- Requirements: In the listing below, find every line with the string "Republika" and pull it out.

-- start Given data --

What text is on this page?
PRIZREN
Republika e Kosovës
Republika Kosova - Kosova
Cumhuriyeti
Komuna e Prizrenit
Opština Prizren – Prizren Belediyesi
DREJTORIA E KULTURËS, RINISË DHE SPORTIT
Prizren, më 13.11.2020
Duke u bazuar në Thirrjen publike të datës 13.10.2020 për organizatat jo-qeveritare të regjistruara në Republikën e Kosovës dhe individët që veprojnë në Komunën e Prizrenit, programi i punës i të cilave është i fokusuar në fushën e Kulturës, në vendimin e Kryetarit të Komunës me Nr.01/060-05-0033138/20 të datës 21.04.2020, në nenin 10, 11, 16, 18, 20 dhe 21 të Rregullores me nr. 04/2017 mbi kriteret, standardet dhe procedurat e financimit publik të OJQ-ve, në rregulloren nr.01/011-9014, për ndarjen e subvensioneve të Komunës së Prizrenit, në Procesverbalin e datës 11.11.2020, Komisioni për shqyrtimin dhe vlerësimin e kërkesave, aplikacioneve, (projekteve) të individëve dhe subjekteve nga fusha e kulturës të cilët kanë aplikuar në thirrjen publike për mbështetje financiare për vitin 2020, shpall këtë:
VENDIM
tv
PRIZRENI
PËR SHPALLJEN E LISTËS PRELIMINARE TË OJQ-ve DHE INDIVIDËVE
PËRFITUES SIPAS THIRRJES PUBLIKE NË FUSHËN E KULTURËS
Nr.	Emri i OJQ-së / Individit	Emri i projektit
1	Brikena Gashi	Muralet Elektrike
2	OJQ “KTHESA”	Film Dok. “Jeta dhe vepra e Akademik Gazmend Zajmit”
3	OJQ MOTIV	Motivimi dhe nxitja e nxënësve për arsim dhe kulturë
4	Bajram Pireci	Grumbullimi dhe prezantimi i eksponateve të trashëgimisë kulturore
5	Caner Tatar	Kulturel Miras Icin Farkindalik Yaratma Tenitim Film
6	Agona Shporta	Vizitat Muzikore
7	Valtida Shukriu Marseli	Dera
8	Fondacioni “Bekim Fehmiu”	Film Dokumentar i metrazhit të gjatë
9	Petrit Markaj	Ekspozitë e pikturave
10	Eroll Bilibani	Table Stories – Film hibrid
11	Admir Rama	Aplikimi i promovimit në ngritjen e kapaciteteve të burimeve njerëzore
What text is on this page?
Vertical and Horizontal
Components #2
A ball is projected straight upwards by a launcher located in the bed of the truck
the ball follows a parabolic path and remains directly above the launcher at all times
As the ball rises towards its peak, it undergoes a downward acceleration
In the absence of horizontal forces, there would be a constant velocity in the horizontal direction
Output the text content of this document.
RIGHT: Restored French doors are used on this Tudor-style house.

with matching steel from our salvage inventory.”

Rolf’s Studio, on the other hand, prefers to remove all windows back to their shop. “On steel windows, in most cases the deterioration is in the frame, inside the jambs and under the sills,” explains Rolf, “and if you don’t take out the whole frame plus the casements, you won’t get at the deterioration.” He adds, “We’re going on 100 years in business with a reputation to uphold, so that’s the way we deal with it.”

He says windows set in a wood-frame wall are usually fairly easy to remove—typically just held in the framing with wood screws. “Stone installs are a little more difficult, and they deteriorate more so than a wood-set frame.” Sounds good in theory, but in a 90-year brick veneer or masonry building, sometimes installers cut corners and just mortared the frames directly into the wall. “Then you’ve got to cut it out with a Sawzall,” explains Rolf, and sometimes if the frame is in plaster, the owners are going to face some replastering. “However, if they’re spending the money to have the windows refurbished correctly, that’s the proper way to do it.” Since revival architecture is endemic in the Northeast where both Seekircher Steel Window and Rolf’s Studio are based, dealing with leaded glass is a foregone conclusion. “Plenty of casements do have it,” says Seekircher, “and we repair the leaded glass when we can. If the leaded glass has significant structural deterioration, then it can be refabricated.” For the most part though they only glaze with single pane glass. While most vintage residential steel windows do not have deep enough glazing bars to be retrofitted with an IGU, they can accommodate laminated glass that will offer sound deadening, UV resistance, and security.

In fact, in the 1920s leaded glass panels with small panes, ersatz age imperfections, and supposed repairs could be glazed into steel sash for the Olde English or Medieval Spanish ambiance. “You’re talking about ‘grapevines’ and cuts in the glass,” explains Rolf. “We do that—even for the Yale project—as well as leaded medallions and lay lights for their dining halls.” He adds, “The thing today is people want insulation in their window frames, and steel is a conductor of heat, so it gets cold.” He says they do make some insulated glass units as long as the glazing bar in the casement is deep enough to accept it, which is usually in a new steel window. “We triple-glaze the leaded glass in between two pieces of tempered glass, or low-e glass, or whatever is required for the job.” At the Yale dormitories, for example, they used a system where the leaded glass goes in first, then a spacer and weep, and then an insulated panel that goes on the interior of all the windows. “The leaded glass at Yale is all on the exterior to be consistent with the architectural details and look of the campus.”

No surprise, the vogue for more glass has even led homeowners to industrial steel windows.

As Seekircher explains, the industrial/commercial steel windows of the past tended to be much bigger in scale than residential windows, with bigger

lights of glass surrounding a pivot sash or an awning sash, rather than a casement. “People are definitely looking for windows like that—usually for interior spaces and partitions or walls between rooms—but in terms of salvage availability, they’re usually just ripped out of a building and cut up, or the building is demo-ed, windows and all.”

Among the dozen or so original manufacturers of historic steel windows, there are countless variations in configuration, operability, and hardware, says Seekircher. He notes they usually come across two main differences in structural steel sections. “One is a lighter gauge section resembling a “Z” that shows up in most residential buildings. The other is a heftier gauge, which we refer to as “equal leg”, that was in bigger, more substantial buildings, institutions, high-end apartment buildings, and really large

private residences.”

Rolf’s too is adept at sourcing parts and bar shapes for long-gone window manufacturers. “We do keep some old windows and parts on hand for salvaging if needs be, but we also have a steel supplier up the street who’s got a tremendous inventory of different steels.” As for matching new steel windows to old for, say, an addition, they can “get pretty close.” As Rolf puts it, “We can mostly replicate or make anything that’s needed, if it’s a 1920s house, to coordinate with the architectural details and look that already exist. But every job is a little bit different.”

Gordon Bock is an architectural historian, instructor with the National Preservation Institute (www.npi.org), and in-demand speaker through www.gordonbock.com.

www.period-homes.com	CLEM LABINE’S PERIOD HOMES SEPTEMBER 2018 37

-- end Given data --

- Written reply:
Republika e Kosovës
Republika Kosova - Kosova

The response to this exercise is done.